## Begin GIVEN RECORDS

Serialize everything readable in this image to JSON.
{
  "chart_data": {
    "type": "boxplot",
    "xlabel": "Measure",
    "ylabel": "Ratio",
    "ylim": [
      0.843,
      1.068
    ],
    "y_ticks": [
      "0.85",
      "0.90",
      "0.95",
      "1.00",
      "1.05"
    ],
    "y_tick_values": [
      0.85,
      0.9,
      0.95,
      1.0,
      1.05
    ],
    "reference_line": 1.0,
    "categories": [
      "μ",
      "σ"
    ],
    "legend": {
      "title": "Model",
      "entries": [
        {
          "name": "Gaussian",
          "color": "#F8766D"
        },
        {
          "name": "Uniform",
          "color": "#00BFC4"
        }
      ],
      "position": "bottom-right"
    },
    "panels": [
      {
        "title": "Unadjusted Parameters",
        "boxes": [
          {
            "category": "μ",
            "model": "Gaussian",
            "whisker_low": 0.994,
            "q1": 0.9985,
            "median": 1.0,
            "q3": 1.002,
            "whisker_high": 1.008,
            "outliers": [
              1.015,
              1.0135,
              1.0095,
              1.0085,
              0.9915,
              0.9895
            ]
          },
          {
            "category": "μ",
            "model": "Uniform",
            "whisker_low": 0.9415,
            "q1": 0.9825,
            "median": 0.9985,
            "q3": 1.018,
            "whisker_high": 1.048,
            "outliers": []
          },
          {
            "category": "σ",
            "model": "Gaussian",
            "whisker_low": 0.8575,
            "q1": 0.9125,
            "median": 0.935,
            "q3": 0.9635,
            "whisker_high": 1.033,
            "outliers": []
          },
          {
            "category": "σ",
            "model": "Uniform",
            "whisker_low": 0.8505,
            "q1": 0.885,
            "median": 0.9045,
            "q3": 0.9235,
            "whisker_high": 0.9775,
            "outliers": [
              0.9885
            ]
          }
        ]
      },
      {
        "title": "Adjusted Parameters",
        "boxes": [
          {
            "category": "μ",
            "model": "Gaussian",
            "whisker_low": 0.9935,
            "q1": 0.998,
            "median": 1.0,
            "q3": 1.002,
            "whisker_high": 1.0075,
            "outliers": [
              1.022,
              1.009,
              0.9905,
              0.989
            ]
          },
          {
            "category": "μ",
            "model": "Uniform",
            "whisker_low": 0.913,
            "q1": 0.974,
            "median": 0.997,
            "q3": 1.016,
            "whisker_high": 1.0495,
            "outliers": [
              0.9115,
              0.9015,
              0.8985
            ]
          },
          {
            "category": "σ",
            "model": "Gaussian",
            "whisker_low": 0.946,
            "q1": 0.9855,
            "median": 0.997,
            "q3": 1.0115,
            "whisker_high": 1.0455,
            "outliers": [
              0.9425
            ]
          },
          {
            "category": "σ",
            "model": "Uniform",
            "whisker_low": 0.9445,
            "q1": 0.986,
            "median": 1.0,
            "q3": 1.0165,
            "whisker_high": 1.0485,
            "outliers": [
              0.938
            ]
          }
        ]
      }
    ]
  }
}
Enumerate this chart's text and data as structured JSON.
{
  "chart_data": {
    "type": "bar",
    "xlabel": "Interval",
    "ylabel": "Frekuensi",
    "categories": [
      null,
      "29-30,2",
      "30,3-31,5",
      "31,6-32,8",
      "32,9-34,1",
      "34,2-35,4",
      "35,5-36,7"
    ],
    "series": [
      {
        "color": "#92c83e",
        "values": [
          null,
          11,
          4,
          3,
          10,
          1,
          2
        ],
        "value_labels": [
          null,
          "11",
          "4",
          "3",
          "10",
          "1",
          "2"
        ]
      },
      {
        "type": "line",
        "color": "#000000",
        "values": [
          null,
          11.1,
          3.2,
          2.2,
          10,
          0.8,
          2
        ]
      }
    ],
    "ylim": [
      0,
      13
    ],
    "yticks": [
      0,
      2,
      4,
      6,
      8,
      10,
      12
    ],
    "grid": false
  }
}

## End GIVEN RECORDS

— WRITTEN INSTRUCTION —
Determine how many lines of the data contain "color" and give nothing but that number.

— ANSWER TO THE PROBLEM —
4